[Saved entries]
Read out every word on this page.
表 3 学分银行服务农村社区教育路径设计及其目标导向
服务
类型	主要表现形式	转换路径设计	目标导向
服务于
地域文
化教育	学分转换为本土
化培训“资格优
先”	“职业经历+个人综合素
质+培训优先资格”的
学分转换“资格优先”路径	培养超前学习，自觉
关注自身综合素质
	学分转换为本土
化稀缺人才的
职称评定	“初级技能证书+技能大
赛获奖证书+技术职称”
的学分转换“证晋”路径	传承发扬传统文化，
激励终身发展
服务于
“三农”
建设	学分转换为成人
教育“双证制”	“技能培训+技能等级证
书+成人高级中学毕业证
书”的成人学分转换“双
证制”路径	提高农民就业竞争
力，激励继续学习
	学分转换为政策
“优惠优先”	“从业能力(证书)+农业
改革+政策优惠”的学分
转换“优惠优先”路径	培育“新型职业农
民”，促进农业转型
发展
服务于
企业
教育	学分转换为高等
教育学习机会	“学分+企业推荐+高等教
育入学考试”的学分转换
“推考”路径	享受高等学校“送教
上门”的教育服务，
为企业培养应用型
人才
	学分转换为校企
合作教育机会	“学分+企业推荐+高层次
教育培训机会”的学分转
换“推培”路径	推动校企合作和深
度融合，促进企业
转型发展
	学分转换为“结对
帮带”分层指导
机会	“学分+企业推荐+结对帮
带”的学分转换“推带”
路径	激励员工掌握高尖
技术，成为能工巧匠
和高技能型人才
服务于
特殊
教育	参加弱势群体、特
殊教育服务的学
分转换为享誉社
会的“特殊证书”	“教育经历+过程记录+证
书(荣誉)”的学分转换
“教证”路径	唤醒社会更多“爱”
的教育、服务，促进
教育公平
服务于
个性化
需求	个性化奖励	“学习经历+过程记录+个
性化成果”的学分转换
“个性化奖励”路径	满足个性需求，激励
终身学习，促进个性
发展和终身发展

▸ SHORT TASK
Copy every line of the records word for word.

▸ EXERCISE OUTPUT
Read out every word on this page.
表 3 学分银行服务农村社区教育路径设计及其目标导向
服务
类型	主要表现形式	转换路径设计	目标导向
服务于
地域文
化教育	学分转换为本土
化培训“资格优
先”	“职业经历+个人综合素
质+培训优先资格”的
学分转换“资格优先”路径	培养超前学习，自觉
关注自身综合素质
	学分转换为本土
化稀缺人才的
职称评定	“初级技能证书+技能大
赛获奖证书+技术职称”
的学分转换“证晋”路径	传承发扬传统文化，
激励终身发展
服务于
“三农”
建设	学分转换为成人
教育“双证制”	“技能培训+技能等级证
书+成人高级中学毕业证
书”的成人学分转换“双
证制”路径	提高农民就业竞争
力，激励继续学习
	学分转换为政策
“优惠优先”	“从业能力(证书)+农业
改革+政策优惠”的学分
转换“优惠优先”路径	培育“新型职业农
民”，促进农业转型
发展
服务于
企业
教育	学分转换为高等
教育学习机会	“学分+企业推荐+高等教
育入学考试”的学分转换
“推考”路径	享受高等学校“送教
上门”的教育服务，
为企业培养应用型
人才
	学分转换为校企
合作教育机会	“学分+企业推荐+高层次
教育培训机会”的学分转
换“推培”路径	推动校企合作和深
度融合，促进企业
转型发展
	学分转换为“结对
帮带”分层指导
机会	“学分+企业推荐+结对帮
带”的学分转换“推带”
路径	激励员工掌握高尖
技术，成为能工巧匠
和高技能型人才
服务于
特殊
教育	参加弱势群体、特
殊教育服务的学
分转换为享誉社
会的“特殊证书”	“教育经历+过程记录+证
书(荣誉)”的学分转换
“教证”路径	唤醒社会更多“爱”
的教育、服务，促进
教育公平
服务于
个性化
需求	个性化奖励	“学习经历+过程记录+个
性化成果”的学分转换
“个性化奖励”路径	满足个性需求，激励
终身学习，促进个性
发展和终身发展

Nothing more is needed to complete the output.